>> BEGIN

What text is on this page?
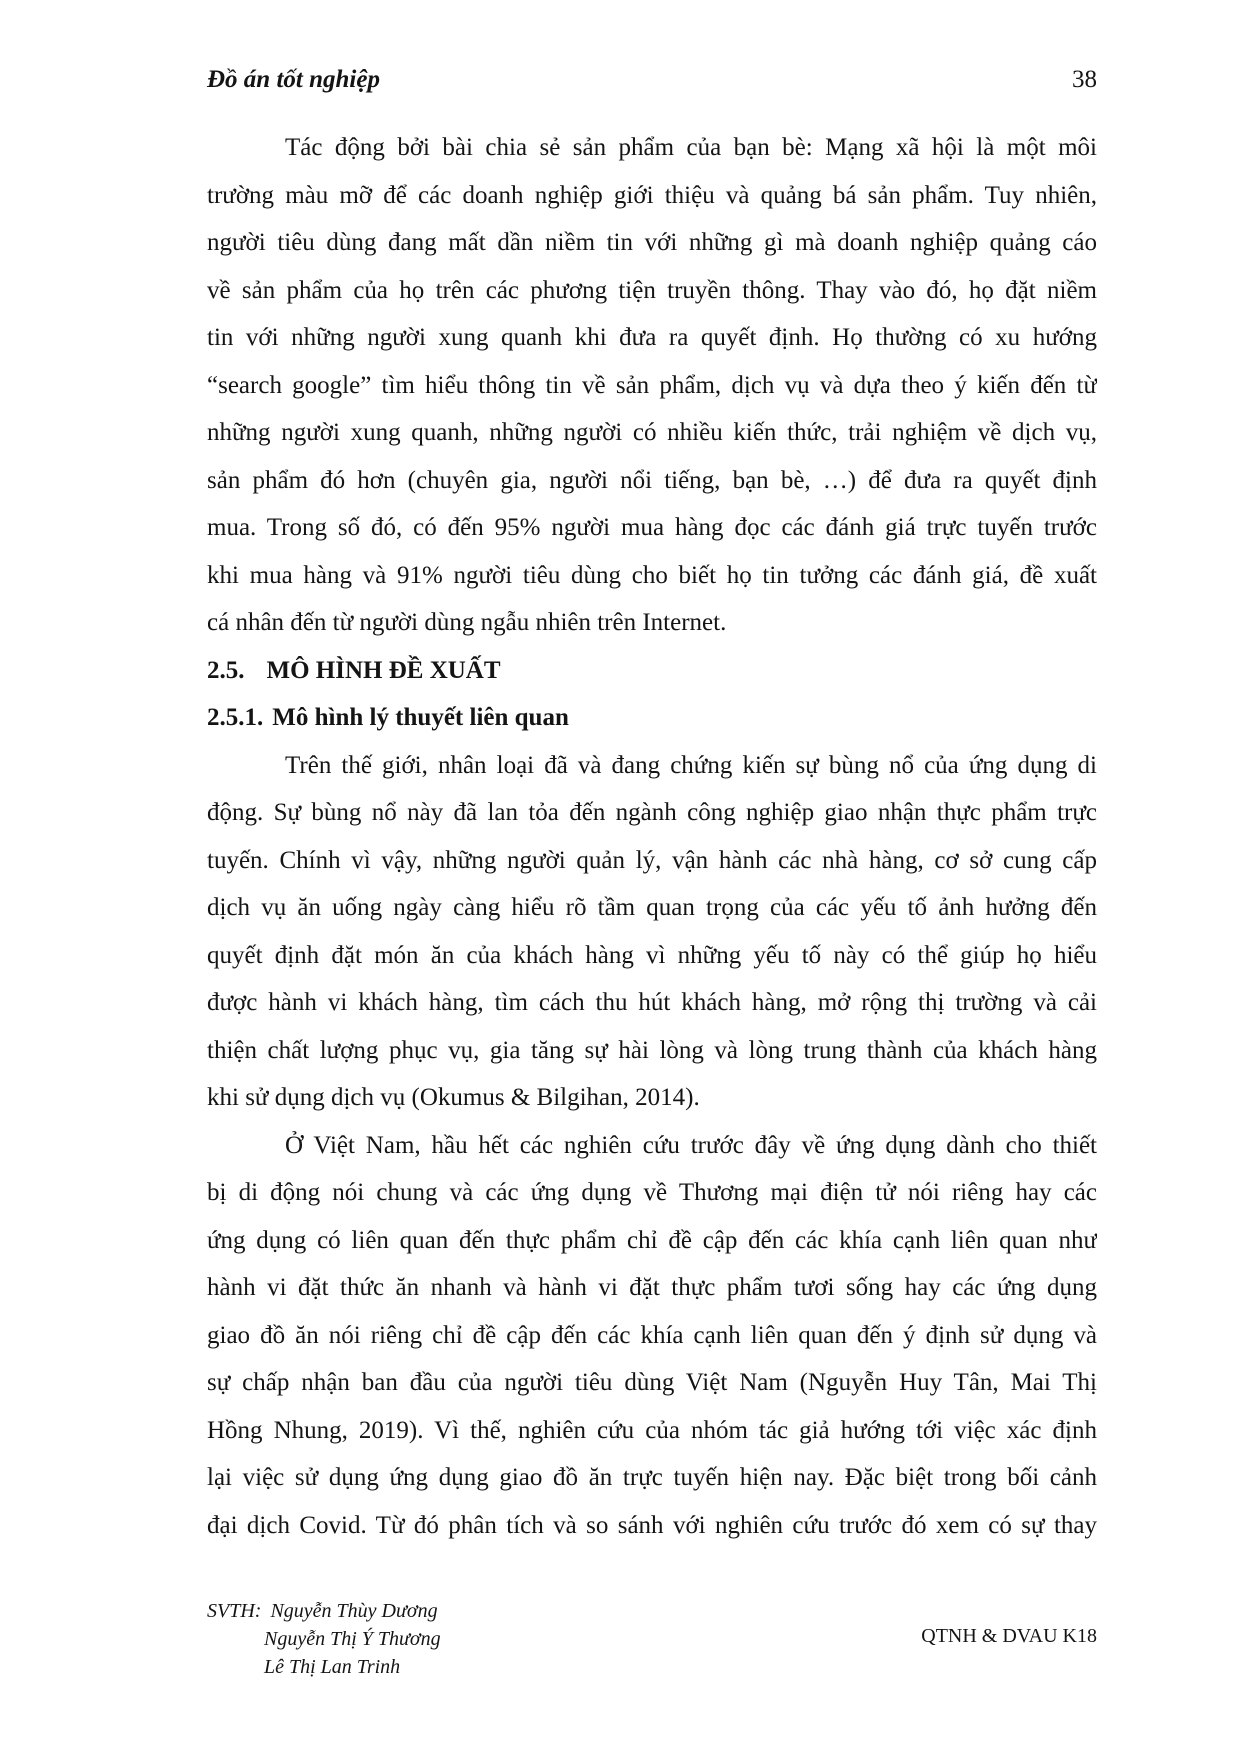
Đồ án tốt nghiệp	38
Tác động bởi bài chia sẻ sản phẩm của bạn bè: Mạng xã hội là một môi
trường màu mỡ để các doanh nghiệp giới thiệu và quảng bá sản phẩm. Tuy nhiên,
người tiêu dùng đang mất dần niềm tin với những gì mà doanh nghiệp quảng cáo
về sản phẩm của họ trên các phương tiện truyền thông. Thay vào đó, họ đặt niềm
tin với những người xung quanh khi đưa ra quyết định. Họ thường có xu hướng
“search google” tìm hiểu thông tin về sản phẩm, dịch vụ và dựa theo ý kiến đến từ
những người xung quanh, những người có nhiều kiến thức, trải nghiệm về dịch vụ,
sản phẩm đó hơn (chuyên gia, người nổi tiếng, bạn bè, …) để đưa ra quyết định
mua. Trong số đó, có đến 95% người mua hàng đọc các đánh giá trực tuyến trước
khi mua hàng và 91% người tiêu dùng cho biết họ tin tưởng các đánh giá, đề xuất
cá nhân đến từ người dùng ngẫu nhiên trên Internet.
2.5. MÔ HÌNH ĐỀ XUẤT
2.5.1. Mô hình lý thuyết liên quan
Trên thế giới, nhân loại đã và đang chứng kiến sự bùng nổ của ứng dụng di
động. Sự bùng nổ này đã lan tỏa đến ngành công nghiệp giao nhận thực phẩm trực
tuyến. Chính vì vậy, những người quản lý, vận hành các nhà hàng, cơ sở cung cấp
dịch vụ ăn uống ngày càng hiểu rõ tầm quan trọng của các yếu tố ảnh hưởng đến
quyết định đặt món ăn của khách hàng vì những yếu tố này có thể giúp họ hiểu
được hành vi khách hàng, tìm cách thu hút khách hàng, mở rộng thị trường và cải
thiện chất lượng phục vụ, gia tăng sự hài lòng và lòng trung thành của khách hàng
khi sử dụng dịch vụ (Okumus & Bilgihan, 2014).
Ở Việt Nam, hầu hết các nghiên cứu trước đây về ứng dụng dành cho thiết
bị di động nói chung và các ứng dụng về Thương mại điện tử nói riêng hay các
ứng dụng có liên quan đến thực phẩm chỉ đề cập đến các khía cạnh liên quan như
hành vi đặt thức ăn nhanh và hành vi đặt thực phẩm tươi sống hay các ứng dụng
giao đồ ăn nói riêng chỉ đề cập đến các khía cạnh liên quan đến ý định sử dụng và
sự chấp nhận ban đầu của người tiêu dùng Việt Nam (Nguyễn Huy Tân, Mai Thị
Hồng Nhung, 2019). Vì thế, nghiên cứu của nhóm tác giả hướng tới việc xác định
lại việc sử dụng ứng dụng giao đồ ăn trực tuyến hiện nay. Đặc biệt trong bối cảnh
đại dịch Covid. Từ đó phân tích và so sánh với nghiên cứu trước đó xem có sự thay
SVTH: Nguyễn Thùy Dương
Nguyễn Thị Ý Thương
Lê Thị Lan Trinh
QTNH & DVAU K18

>> END

Show all lines from the records above where the word "cạnh" occurs.

THE RESULT -
ứng dụng có liên quan đến thực phẩm chỉ đề cập đến các khía cạnh liên quan như
giao đồ ăn nói riêng chỉ đề cập đến các khía cạnh liên quan đến ý định sử dụng và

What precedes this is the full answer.